> **Exercise requirements**: Comb the records below for the string "тұрып" and copy each line where it turns up.

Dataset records
• • • • • • •

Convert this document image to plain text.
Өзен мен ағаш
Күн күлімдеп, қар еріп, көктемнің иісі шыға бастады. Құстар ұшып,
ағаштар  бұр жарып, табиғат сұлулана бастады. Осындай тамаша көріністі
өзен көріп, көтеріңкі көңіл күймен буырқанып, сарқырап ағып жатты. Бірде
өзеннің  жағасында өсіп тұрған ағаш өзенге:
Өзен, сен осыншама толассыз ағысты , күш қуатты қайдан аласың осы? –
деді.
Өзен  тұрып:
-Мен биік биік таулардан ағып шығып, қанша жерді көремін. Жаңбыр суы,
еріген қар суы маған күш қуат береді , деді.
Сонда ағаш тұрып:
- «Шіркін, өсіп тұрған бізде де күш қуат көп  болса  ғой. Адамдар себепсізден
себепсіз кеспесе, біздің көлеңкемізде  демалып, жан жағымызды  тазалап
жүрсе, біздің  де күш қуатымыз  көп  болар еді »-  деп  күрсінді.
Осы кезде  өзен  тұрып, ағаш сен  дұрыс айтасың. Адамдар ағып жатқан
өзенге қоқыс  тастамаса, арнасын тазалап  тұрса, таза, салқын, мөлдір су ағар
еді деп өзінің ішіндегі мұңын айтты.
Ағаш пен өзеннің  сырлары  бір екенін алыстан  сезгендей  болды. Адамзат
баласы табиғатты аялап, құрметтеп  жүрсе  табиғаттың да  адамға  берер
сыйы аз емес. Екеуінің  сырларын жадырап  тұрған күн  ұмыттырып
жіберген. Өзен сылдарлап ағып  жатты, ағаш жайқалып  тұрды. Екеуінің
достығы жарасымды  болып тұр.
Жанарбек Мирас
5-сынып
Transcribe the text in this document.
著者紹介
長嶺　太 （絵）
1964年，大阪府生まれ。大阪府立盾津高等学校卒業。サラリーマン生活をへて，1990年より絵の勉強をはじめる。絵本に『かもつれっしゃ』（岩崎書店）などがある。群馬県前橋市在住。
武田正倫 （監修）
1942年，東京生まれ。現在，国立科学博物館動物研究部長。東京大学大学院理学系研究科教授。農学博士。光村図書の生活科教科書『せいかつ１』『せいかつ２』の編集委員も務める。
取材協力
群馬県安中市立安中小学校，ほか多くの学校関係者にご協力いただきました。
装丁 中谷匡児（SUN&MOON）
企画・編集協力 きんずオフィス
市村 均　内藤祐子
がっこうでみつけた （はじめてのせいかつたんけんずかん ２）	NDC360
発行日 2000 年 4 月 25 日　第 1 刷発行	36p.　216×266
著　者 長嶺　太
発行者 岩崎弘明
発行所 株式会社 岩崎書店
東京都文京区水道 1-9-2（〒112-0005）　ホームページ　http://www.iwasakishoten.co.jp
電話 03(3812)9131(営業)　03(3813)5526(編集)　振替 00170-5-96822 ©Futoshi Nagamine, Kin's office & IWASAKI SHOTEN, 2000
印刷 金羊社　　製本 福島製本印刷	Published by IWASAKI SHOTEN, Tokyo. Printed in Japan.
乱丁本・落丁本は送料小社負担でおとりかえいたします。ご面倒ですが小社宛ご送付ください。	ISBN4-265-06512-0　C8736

• • • • • • •

> **Problem solution**:
Өзен  тұрып:
Сонда ағаш тұрып:
Осы кезде  өзен  тұрып, ағаш сен  дұрыс айтасың. Адамдар ағып жатқан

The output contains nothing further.